>> BEGIN Records for this exercise

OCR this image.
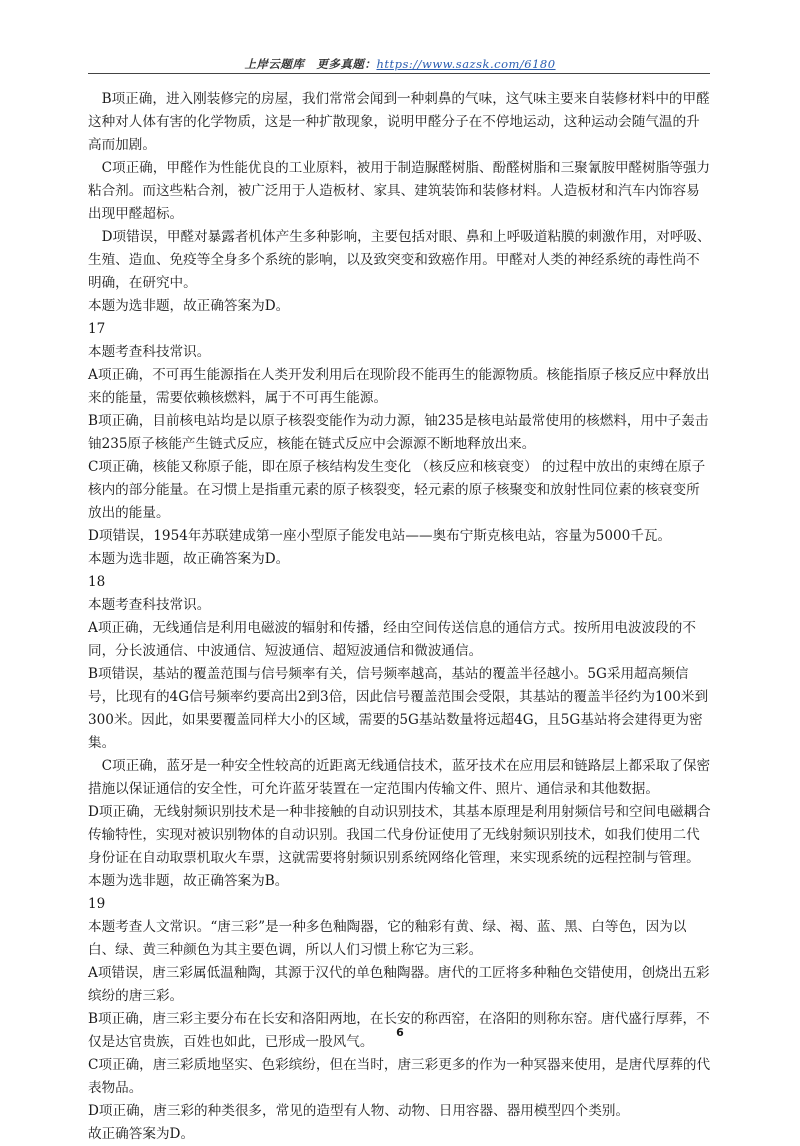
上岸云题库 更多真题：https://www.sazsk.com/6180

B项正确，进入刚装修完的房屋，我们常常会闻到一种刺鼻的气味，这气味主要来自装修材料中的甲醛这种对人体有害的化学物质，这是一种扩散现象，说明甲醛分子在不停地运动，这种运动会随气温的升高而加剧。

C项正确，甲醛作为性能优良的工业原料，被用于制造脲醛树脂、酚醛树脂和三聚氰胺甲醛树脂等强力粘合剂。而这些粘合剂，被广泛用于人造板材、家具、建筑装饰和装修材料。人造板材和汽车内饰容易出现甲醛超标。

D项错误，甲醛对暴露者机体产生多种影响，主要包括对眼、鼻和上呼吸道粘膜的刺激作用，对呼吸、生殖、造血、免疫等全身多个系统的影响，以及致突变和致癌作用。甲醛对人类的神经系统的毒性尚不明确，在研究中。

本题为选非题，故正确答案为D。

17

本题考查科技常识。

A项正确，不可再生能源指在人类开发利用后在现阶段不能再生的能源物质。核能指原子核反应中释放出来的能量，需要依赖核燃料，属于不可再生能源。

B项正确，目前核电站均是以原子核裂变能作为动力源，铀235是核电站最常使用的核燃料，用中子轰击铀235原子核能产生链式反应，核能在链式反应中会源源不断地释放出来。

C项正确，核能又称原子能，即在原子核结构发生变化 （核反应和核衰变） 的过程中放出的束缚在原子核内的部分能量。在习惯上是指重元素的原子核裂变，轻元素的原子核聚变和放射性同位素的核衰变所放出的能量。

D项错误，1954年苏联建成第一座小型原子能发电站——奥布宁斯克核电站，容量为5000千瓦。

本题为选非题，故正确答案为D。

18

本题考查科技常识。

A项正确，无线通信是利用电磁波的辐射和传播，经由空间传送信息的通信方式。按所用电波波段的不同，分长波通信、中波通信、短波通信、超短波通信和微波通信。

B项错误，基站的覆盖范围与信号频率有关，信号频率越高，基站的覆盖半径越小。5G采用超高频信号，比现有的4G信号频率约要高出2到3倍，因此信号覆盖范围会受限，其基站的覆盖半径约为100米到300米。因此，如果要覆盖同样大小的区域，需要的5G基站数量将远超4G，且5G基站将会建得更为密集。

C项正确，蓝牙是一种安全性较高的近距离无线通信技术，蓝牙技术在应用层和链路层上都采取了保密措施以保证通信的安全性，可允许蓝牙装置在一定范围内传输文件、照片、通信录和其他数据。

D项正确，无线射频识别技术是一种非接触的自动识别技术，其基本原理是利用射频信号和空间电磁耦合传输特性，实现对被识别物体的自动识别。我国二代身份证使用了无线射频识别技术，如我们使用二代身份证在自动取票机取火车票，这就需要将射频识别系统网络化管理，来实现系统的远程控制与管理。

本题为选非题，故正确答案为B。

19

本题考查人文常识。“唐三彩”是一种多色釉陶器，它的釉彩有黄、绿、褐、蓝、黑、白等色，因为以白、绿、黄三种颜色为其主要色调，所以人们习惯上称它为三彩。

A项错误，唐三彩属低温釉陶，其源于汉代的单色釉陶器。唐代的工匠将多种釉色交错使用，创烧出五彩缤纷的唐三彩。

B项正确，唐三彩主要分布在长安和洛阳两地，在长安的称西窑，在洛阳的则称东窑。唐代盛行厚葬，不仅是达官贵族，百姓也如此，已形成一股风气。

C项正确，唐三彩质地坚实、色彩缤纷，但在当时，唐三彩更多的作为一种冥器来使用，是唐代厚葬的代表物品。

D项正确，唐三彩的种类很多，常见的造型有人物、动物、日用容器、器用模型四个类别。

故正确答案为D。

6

>> END Records for this exercise
>> BEGIN Records for this exercise

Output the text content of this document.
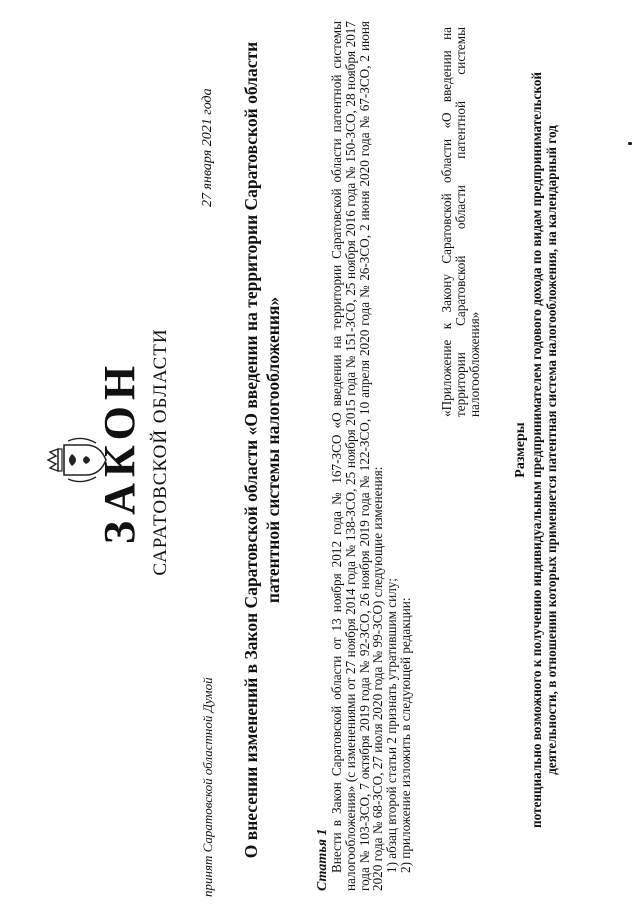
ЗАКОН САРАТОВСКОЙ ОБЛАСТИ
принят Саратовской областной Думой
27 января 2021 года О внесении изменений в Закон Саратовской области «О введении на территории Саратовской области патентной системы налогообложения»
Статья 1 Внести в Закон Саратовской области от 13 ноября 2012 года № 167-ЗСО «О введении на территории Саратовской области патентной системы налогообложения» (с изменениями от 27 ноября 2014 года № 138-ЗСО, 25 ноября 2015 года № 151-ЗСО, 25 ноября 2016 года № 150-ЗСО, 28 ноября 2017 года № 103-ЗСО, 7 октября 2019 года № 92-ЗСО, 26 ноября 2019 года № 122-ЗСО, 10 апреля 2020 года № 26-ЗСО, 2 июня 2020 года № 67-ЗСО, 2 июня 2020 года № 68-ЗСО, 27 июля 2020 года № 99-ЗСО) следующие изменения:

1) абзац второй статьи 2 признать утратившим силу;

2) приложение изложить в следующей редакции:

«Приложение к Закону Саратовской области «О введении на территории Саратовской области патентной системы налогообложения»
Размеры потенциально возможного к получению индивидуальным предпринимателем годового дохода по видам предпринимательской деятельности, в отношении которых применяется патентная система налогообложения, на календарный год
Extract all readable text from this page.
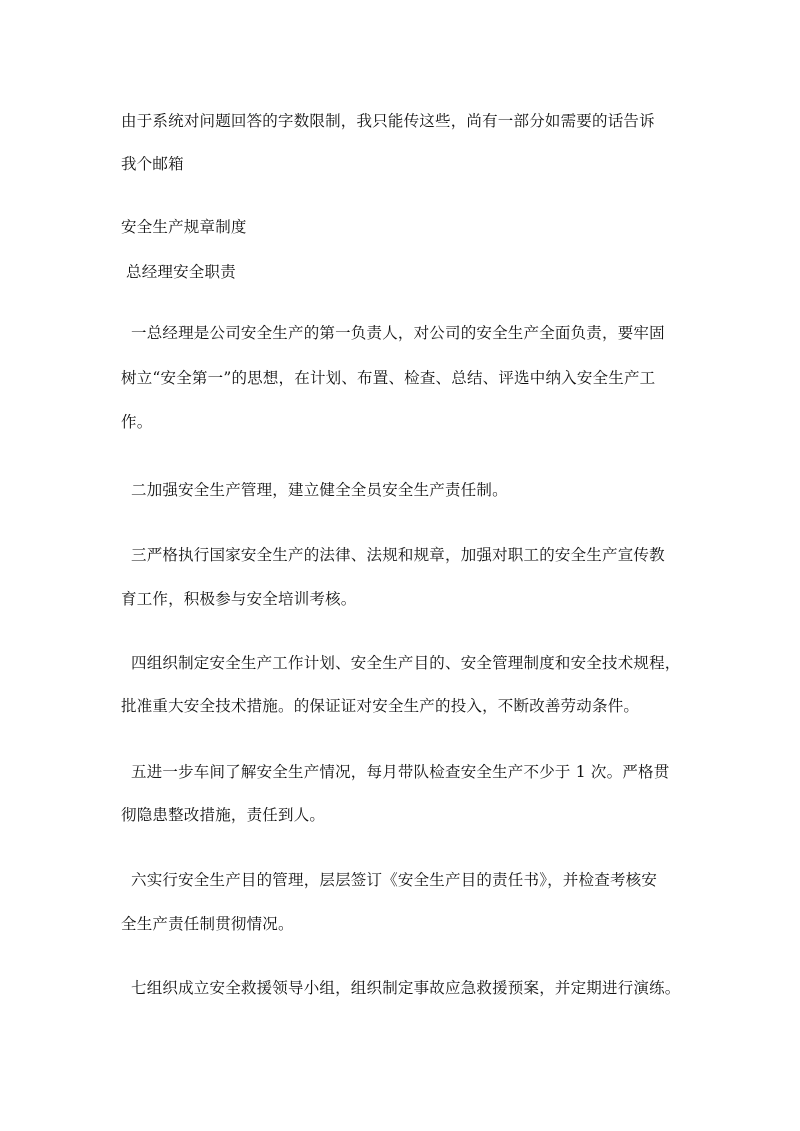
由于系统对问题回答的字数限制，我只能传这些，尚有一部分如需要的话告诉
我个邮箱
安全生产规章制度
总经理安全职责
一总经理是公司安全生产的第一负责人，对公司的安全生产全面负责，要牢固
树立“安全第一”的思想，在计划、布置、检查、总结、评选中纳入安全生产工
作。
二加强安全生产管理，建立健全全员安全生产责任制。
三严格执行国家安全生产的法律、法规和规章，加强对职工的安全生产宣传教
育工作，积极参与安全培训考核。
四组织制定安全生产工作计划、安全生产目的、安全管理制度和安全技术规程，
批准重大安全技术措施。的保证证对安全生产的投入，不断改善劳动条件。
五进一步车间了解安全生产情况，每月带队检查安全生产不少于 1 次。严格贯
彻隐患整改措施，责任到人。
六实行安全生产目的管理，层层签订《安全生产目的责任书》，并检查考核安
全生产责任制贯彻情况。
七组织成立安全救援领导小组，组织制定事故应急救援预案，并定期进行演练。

>> END Records for this exercise

**Brief**
Check all the records above and select each line where the string "территории" is found.

**Correct result**
27 января 2021 года О внесении изменений в Закон Саратовской области «О введении на территории Саратовской области патентной системы налогообложения»
Статья 1 Внести в Закон Саратовской области от 13 ноября 2012 года № 167-ЗСО «О введении на территории Саратовской области патентной системы налогообложения» (с изменениями от 27 ноября 2014 года № 138-ЗСО, 25 ноября 2015 года № 151-ЗСО, 25 ноября 2016 года № 150-ЗСО, 28 ноября 2017 года № 103-ЗСО, 7 октября 2019 года № 92-ЗСО, 26 ноября 2019 года № 122-ЗСО, 10 апреля 2020 года № 26-ЗСО, 2 июня 2020 года № 67-ЗСО, 2 июня 2020 года № 68-ЗСО, 27 июля 2020 года № 99-ЗСО) следующие изменения:
«Приложение к Закону Саратовской области «О введении на территории Саратовской области патентной системы налогообложения»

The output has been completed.